:: Exercise brief ::
Extract all lines that hold the string "Figure".

:: Data for this task ::
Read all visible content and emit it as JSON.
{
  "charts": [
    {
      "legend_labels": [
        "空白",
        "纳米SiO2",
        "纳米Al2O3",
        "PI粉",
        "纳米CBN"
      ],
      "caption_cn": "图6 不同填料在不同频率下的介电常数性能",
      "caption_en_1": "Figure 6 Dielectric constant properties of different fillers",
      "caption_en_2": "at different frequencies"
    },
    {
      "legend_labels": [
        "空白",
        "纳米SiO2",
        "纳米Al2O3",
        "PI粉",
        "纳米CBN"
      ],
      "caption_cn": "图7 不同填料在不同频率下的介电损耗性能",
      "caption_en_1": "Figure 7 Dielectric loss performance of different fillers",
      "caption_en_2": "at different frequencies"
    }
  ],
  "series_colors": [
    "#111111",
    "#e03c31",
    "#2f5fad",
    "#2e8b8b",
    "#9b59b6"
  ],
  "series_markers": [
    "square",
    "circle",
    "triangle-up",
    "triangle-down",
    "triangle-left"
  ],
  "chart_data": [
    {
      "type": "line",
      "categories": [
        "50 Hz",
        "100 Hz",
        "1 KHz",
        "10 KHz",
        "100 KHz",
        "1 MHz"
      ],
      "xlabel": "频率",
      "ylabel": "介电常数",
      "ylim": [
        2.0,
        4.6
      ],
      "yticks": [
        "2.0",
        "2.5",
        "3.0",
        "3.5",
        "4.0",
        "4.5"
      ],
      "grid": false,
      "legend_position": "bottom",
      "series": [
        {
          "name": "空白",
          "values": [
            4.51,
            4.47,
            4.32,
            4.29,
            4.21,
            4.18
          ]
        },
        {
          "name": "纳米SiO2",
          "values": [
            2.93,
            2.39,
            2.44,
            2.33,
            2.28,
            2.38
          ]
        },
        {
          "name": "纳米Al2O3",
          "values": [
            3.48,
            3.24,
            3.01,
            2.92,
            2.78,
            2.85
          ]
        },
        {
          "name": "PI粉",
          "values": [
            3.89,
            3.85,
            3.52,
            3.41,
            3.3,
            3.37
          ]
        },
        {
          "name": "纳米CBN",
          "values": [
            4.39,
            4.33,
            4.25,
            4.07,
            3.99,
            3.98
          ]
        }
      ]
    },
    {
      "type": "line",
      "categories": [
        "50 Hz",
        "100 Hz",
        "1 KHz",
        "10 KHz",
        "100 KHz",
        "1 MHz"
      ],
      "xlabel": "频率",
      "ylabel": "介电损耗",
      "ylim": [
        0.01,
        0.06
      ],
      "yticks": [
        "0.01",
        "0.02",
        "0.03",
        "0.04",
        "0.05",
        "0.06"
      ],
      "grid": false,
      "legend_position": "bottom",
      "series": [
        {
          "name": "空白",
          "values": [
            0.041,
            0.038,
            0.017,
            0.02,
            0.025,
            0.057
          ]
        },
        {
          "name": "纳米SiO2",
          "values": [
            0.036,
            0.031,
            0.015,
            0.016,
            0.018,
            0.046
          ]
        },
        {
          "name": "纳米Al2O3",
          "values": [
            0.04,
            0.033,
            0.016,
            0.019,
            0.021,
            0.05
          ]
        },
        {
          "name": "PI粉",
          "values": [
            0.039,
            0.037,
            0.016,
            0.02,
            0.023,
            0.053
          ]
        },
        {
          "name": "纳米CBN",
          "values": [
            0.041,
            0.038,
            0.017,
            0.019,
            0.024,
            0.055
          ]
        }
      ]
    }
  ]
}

:: Expected answer ::
      "caption_en_1": "Figure 6 Dielectric constant properties of different fillers",
      "caption_en_1": "Figure 7 Dielectric loss performance of different fillers",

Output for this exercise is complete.